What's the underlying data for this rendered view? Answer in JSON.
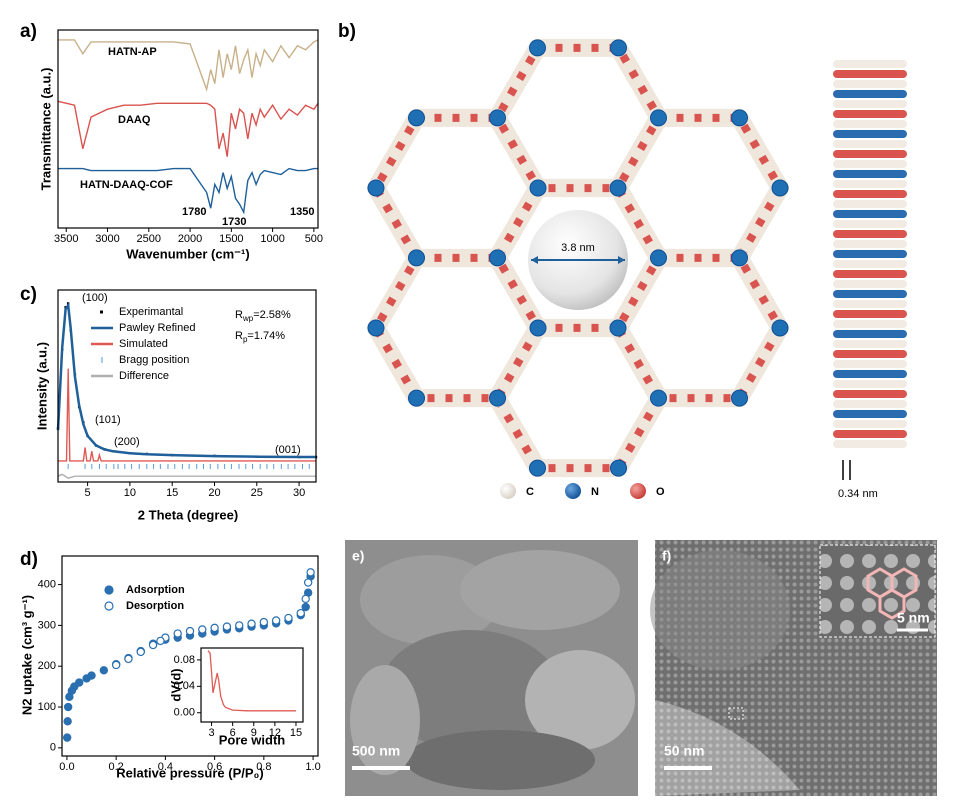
{
  "chart_data": [
    {
      "type": "line",
      "panel_label": "a)",
      "xlabel": "Wavenumber (cm⁻¹)",
      "ylabel": "Transmittance (a.u.)",
      "xlim": [
        3600,
        450
      ],
      "xticks": [
        3500,
        3000,
        2500,
        2000,
        1500,
        1000,
        500
      ],
      "ylim": [
        0,
        100
      ],
      "x": [
        3600,
        3400,
        3300,
        3200,
        3000,
        2800,
        2600,
        2400,
        2200,
        2000,
        1800,
        1750,
        1700,
        1650,
        1600,
        1550,
        1500,
        1450,
        1400,
        1350,
        1300,
        1250,
        1200,
        1150,
        1100,
        1000,
        900,
        800,
        700,
        600,
        500,
        450
      ],
      "series": [
        {
          "name": "HATN-AP",
          "color": "#c8b08a",
          "mode": "line",
          "values": [
            95,
            95,
            88,
            94,
            94,
            94,
            94,
            94,
            94,
            93,
            70,
            80,
            73,
            90,
            76,
            88,
            80,
            92,
            78,
            85,
            90,
            76,
            88,
            82,
            90,
            84,
            92,
            86,
            92,
            90,
            94,
            95
          ]
        },
        {
          "name": "DAAQ",
          "color": "#d9534f",
          "mode": "line",
          "values": [
            64,
            62,
            40,
            56,
            60,
            62,
            62,
            63,
            63,
            63,
            63,
            62,
            60,
            40,
            48,
            36,
            58,
            50,
            60,
            58,
            45,
            58,
            52,
            60,
            56,
            62,
            55,
            60,
            57,
            62,
            60,
            63
          ]
        },
        {
          "name": "HATN-DAAQ-COF",
          "color": "#1f5f9a",
          "mode": "line",
          "values": [
            30,
            30,
            30,
            29,
            29,
            29,
            29,
            29,
            30,
            30,
            18,
            10,
            22,
            18,
            28,
            20,
            26,
            15,
            12,
            8,
            24,
            28,
            22,
            27,
            29,
            28,
            27,
            30,
            29,
            29,
            30,
            30
          ]
        }
      ],
      "annotations": [
        "1780",
        "1730",
        "1350"
      ]
    },
    {
      "type": "line",
      "panel_label": "c)",
      "xlabel": "2 Theta (degree)",
      "ylabel": "Intensity (a.u.)",
      "xlim": [
        1.5,
        32
      ],
      "xticks": [
        5,
        10,
        15,
        20,
        25,
        30
      ],
      "ylim": [
        0,
        100
      ],
      "series": [
        {
          "name": "Experimantal",
          "color": "#000000",
          "mode": "markers",
          "x": [
            1.5,
            2,
            2.4,
            2.7,
            3,
            3.5,
            4,
            4.5,
            5,
            6,
            7,
            8,
            10,
            12,
            15,
            20,
            25,
            30,
            32
          ],
          "values": [
            28,
            69,
            91,
            93,
            79,
            56,
            39,
            31,
            24,
            19,
            17,
            16,
            15,
            14.6,
            14,
            13.6,
            13.2,
            13,
            13
          ]
        },
        {
          "name": "Pawley Refined",
          "color": "#1f5f9a",
          "mode": "line",
          "x": [
            1.5,
            2,
            2.4,
            2.7,
            3,
            3.5,
            4,
            4.5,
            5,
            6,
            7,
            8,
            10,
            12,
            15,
            20,
            25,
            30,
            32
          ],
          "values": [
            27,
            70,
            90,
            92,
            80,
            55,
            40,
            30,
            24,
            19,
            17,
            16,
            15,
            14.5,
            14,
            13.5,
            13.2,
            13,
            13
          ]
        },
        {
          "name": "Simulated",
          "color": "#e05a55",
          "mode": "line",
          "x": [
            1.5,
            2.5,
            2.7,
            2.9,
            4.5,
            4.7,
            4.9,
            5.3,
            5.5,
            5.7,
            6.2,
            6.4,
            6.6,
            8,
            32
          ],
          "values": [
            11,
            11,
            59,
            11,
            11,
            18,
            11,
            11,
            16,
            11,
            11,
            14,
            11,
            11,
            11
          ]
        },
        {
          "name": "Bragg position",
          "color": "#5b9bd5",
          "mode": "ticks",
          "x": [
            2.7,
            4.7,
            5.5,
            6.4,
            7.2,
            8.1,
            8.6,
            9.4,
            10.2,
            11.1,
            12,
            12.8,
            13.6,
            14.5,
            15.3,
            16.2,
            17,
            17.9,
            18.7,
            19.5,
            20.4,
            21.2,
            22,
            22.9,
            23.7,
            24.5,
            25.4,
            26.2,
            27,
            27.9,
            28.7,
            29.5,
            30.4,
            31.2
          ]
        },
        {
          "name": "Difference",
          "color": "#b0b0b0",
          "mode": "line",
          "x": [
            1.5,
            2,
            2.7,
            3.5,
            5,
            10,
            20,
            32
          ],
          "values": [
            3,
            4,
            2,
            3,
            3,
            3,
            3,
            3
          ]
        }
      ],
      "peak_labels": [
        "(100)",
        "(101)",
        "(200)",
        "(001)"
      ],
      "fit_stats": [
        {
          "symbol": "R",
          "subscript": "wp",
          "value": "=2.58%"
        },
        {
          "symbol": "R",
          "subscript": "p",
          "value": "=1.74%"
        }
      ]
    },
    {
      "type": "scatter",
      "panel_label": "d)",
      "xlabel": "Relative pressure (P/P₀)",
      "ylabel": "N2 uptake (cm³ g⁻¹)",
      "xlim": [
        -0.02,
        1.02
      ],
      "xticks": [
        {
          "value": 0,
          "label": "0.0"
        },
        {
          "value": 0.2,
          "label": "0.2"
        },
        {
          "value": 0.4,
          "label": "0.4"
        },
        {
          "value": 0.6,
          "label": "0.6"
        },
        {
          "value": 0.8,
          "label": "0.8"
        },
        {
          "value": 1,
          "label": "1.0"
        }
      ],
      "ylim": [
        -20,
        470
      ],
      "yticks": [
        0,
        100,
        200,
        300,
        400
      ],
      "series": [
        {
          "name": "Adsorption",
          "color": "#2a6fb0",
          "mode": "filled-circle",
          "x": [
            0.001,
            0.003,
            0.005,
            0.01,
            0.02,
            0.03,
            0.05,
            0.08,
            0.1,
            0.15,
            0.2,
            0.25,
            0.3,
            0.35,
            0.4,
            0.45,
            0.5,
            0.55,
            0.6,
            0.65,
            0.7,
            0.75,
            0.8,
            0.85,
            0.9,
            0.95,
            0.97,
            0.98,
            0.99
          ],
          "values": [
            25,
            65,
            100,
            125,
            140,
            150,
            160,
            170,
            177,
            190,
            205,
            220,
            237,
            255,
            265,
            270,
            275,
            280,
            285,
            290,
            293,
            297,
            300,
            305,
            312,
            325,
            345,
            380,
            420
          ]
        },
        {
          "name": "Desorption",
          "color": "#2a6fb0",
          "mode": "open-circle",
          "x": [
            0.99,
            0.98,
            0.97,
            0.95,
            0.9,
            0.85,
            0.8,
            0.75,
            0.7,
            0.65,
            0.6,
            0.55,
            0.5,
            0.45,
            0.4,
            0.38,
            0.35,
            0.3,
            0.25,
            0.2
          ],
          "values": [
            430,
            405,
            365,
            330,
            318,
            312,
            308,
            304,
            300,
            297,
            294,
            290,
            286,
            280,
            270,
            262,
            252,
            235,
            218,
            203
          ]
        }
      ]
    },
    {
      "type": "line",
      "xlabel": "Pore width",
      "ylabel": "dV(d)",
      "xlim": [
        1.5,
        16
      ],
      "xticks": [
        3,
        6,
        9,
        12,
        15
      ],
      "ylim": [
        -0.014,
        0.098
      ],
      "yticks": [
        {
          "value": 0,
          "label": "0.00"
        },
        {
          "value": 0.04,
          "label": "0.04"
        },
        {
          "value": 0.08,
          "label": "0.08"
        }
      ],
      "series": [
        {
          "color": "#e05a55",
          "mode": "line",
          "x": [
            2.5,
            2.8,
            3,
            3.2,
            3.5,
            3.8,
            4,
            4.3,
            4.7,
            5,
            6,
            8,
            10,
            12,
            15
          ],
          "values": [
            0.094,
            0.09,
            0.06,
            0.03,
            0.045,
            0.06,
            0.05,
            0.025,
            0.012,
            0.008,
            0.004,
            0.003,
            0.003,
            0.003,
            0.003
          ]
        }
      ]
    }
  ],
  "structure": {
    "panel_label": "b)",
    "pore_size": "3.8 nm",
    "legend": [
      "C",
      "N",
      "O"
    ],
    "layer_spacing": "0.34 nm"
  },
  "tem_low": {
    "panel_label": "e)",
    "scale_bar": "500 nm"
  },
  "tem_high": {
    "panel_label": "f)",
    "scale_bar": "50 nm",
    "inset_scale_bar": "5 nm"
  }
}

WHAT IS BEING ASKED: The required output is the number of lines containing the word "circle", and nothing besides.

COMPLETE ANSWER: 2